## TASK INPUTS
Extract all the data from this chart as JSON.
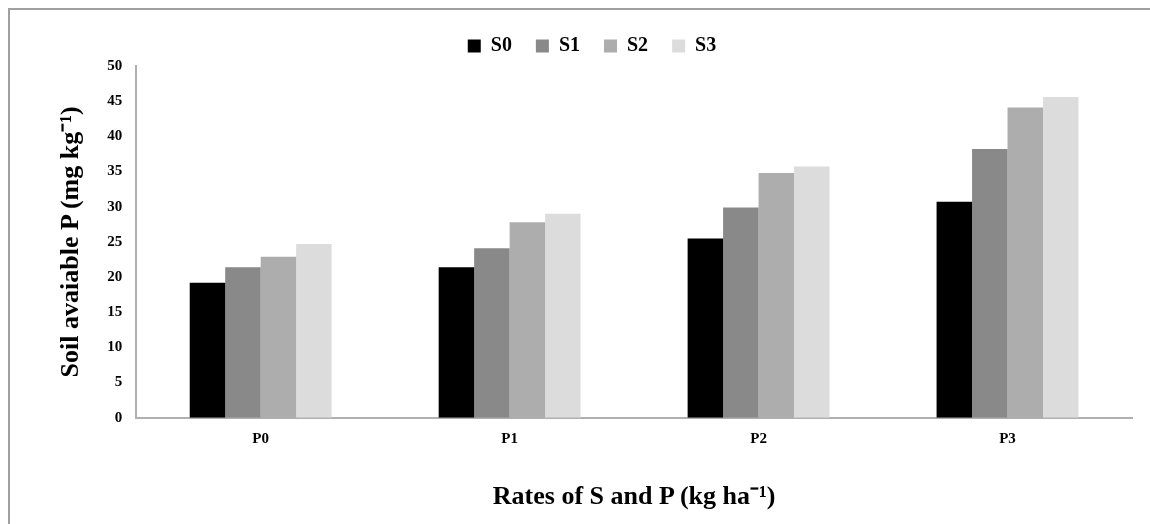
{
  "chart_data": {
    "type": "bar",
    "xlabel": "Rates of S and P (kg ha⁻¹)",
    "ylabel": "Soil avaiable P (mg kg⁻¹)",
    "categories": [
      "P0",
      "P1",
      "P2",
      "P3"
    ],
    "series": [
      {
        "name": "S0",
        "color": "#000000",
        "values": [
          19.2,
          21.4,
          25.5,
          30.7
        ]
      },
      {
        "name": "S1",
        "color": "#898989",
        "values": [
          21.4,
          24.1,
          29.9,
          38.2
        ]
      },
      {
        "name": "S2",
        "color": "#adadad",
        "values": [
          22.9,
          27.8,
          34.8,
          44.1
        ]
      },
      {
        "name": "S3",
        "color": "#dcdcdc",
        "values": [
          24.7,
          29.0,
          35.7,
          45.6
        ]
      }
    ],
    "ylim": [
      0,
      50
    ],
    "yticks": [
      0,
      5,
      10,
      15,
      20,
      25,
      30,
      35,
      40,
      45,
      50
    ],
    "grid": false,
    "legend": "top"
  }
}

## OBJECTIVE
Restate every record exactly, please; do not copy the pictures.

## PROBLEM SOLUTION
Extract all the data from this chart as JSON.
{
  "chart_data": {
    "type": "bar",
    "xlabel": "Rates of S and P (kg ha⁻¹)",
    "ylabel": "Soil avaiable P (mg kg⁻¹)",
    "categories": [
      "P0",
      "P1",
      "P2",
      "P3"
    ],
    "series": [
      {
        "name": "S0",
        "color": "#000000",
        "values": [
          19.2,
          21.4,
          25.5,
          30.7
        ]
      },
      {
        "name": "S1",
        "color": "#898989",
        "values": [
          21.4,
          24.1,
          29.9,
          38.2
        ]
      },
      {
        "name": "S2",
        "color": "#adadad",
        "values": [
          22.9,
          27.8,
          34.8,
          44.1
        ]
      },
      {
        "name": "S3",
        "color": "#dcdcdc",
        "values": [
          24.7,
          29.0,
          35.7,
          45.6
        ]
      }
    ],
    "ylim": [
      0,
      50
    ],
    "yticks": [
      0,
      5,
      10,
      15,
      20,
      25,
      30,
      35,
      40,
      45,
      50
    ],
    "grid": false,
    "legend": "top"
  }
}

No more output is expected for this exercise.